__Supplied material__
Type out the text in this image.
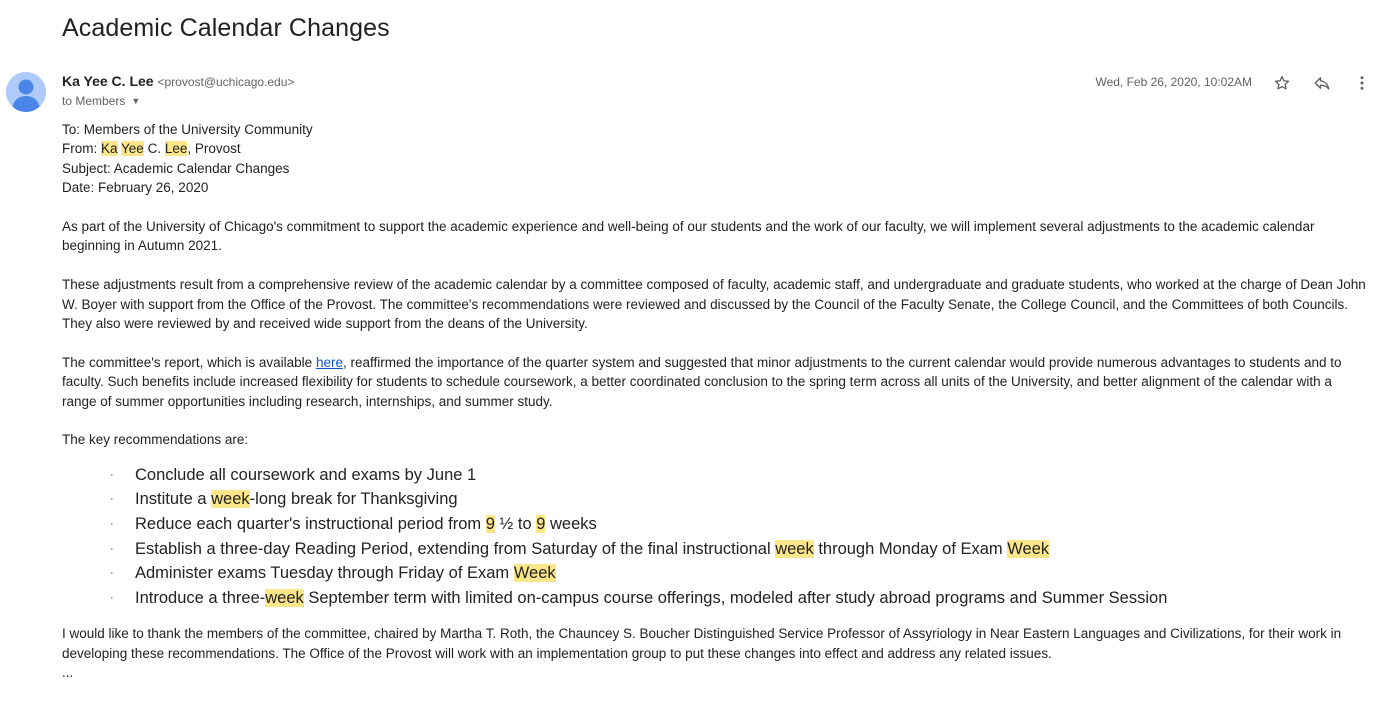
Academic Calendar Changes
Ka Yee C. Lee <provost@uchicago.edu>
to Members ▼
Wed, Feb 26, 2020, 10:02AM

To: Members of the University Community
From: Ka Yee C. Lee, Provost
Subject: Academic Calendar Changes
Date: February 26, 2020

As part of the University of Chicago's commitment to support the academic experience and well-being of our students and the work of our faculty, we will implement several adjustments to the academic calendar beginning in Autumn 2021.

These adjustments result from a comprehensive review of the academic calendar by a committee composed of faculty, academic staff, and undergraduate and graduate students, who worked at the charge of Dean John W. Boyer with support from the Office of the Provost. The committee's recommendations were reviewed and discussed by the Council of the Faculty Senate, the College Council, and the Committees of both Councils. They also were reviewed by and received wide support from the deans of the University.

The committee's report, which is available here, reaffirmed the importance of the quarter system and suggested that minor adjustments to the current calendar would provide numerous advantages to students and to faculty. Such benefits include increased flexibility for students to schedule coursework, a better coordinated conclusion to the spring term across all units of the University, and better alignment of the calendar with a range of summer opportunities including research, internships, and summer study.

The key recommendations are:

· Conclude all coursework and exams by June 1
· Institute a week-long break for Thanksgiving
· Reduce each quarter's instructional period from 9 ½ to 9 weeks
· Establish a three-day Reading Period, extending from Saturday of the final instructional week through Monday of Exam Week
· Administer exams Tuesday through Friday of Exam Week
· Introduce a three-week September term with limited on-campus course offerings, modeled after study abroad programs and Summer Session

I would like to thank the members of the committee, chaired by Martha T. Roth, the Chauncey S. Boucher Distinguished Service Professor of Assyriology in Near Eastern Languages and Civilizations, for their work in developing these recommendations. The Office of the Provost will work with an implementation group to put these changes into effect and address any related issues.

...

__What you have to do__
Where does the word "University" appear? Return each line that holds it.

__Written response__
To: Members of the University Community
As part of the University of Chicago's commitment to support the academic experience and well-being of our students and the work of our faculty, we will implement several adjustments to the academic calendar beginning in Autumn 2021.
These adjustments result from a comprehensive review of the academic calendar by a committee composed of faculty, academic staff, and undergraduate and graduate students, who worked at the charge of Dean John W. Boyer with support from the Office of the Provost. The committee's recommendations were reviewed and discussed by the Council of the Faculty Senate, the College Council, and the Committees of both Councils. They also were reviewed by and received wide support from the deans of the University.
The committee's report, which is available here, reaffirmed the importance of the quarter system and suggested that minor adjustments to the current calendar would provide numerous advantages to students and to faculty. Such benefits include increased flexibility for students to schedule coursework, a better coordinated conclusion to the spring term across all units of the University, and better alignment of the calendar with a range of summer opportunities including research, internships, and summer study.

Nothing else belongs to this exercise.